### Page text
Segment Open

The Court ruled that the PPO should make a thorough analysis of the concept of “technical character of the invention” and should indicate why it interprets it very narrowly, taking in this respect the view of the EPO. The PPO should also consider whether the European patent has been granted for the same solution, and examine the merits of different assessment of the invention in Poland. During the re-hearing of the case the PPO will will take the position whether the applied solution has been sufficiently disclosed, and if so, only then will further examine its patentability, given that one of the elements of assessing the patentability of the invention is a technical solutions. Due to the lack of legal definition of a “solution of a technical nature” in assessing a technical nature of the present invention the PPO is obliged to indicate what in the opinion of the PPO is deemed as “technical solution”. The PPO will assess the technical nature of the claimed invention and will refer to the applicant’s arguments, if the interpretation of that concept made by the PPO would continue to differ on how this concept is understood to the applicant.

Segment Closed

### The data
Segment Open

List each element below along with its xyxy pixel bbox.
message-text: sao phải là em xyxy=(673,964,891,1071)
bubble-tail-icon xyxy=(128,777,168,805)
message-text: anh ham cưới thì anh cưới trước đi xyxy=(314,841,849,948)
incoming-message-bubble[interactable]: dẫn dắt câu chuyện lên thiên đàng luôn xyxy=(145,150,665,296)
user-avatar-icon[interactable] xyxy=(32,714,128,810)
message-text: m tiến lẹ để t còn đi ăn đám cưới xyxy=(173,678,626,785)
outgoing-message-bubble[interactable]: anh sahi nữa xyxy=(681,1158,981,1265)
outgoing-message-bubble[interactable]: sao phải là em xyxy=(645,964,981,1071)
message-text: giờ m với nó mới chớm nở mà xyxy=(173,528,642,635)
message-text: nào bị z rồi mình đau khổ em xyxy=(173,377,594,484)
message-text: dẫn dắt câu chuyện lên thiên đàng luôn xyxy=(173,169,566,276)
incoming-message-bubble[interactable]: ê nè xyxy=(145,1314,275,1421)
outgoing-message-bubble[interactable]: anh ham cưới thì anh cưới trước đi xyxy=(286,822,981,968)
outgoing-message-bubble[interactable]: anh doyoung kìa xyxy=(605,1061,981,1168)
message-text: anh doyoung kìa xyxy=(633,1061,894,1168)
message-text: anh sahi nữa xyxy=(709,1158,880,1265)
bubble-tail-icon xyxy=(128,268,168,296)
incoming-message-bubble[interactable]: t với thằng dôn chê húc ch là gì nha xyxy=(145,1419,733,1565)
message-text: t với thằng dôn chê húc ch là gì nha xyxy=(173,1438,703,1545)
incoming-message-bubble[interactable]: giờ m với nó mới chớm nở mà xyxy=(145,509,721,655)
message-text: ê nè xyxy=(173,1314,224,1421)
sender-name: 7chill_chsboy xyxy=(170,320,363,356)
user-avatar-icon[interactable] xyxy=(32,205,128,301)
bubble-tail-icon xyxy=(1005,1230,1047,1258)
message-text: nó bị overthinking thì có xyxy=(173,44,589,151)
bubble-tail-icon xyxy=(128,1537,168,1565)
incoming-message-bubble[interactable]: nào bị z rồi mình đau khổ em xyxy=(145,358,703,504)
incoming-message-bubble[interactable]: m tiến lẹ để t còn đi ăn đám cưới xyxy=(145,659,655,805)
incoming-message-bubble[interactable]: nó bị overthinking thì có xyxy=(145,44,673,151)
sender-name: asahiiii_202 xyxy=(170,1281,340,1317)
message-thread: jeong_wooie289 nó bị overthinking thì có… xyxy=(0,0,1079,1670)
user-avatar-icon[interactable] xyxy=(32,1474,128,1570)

Segment Closed

Answer these questions from the text on the court ruling:
1. During the re-hearing, what must the PPO decide before it examines the invention's patentability further?
2. What is lacking that obliges the PPO to indicate what it deems a "technical solution"?
3. Whose view should the PPO take into account when explaining its narrow interpretation of "technical character of the invention"?
The items are not needed for this work.

1. Whether the applied solution has been sufficiently disclosed.
2. A legal definition of a "solution of a technical nature."
3. The view of the EPO.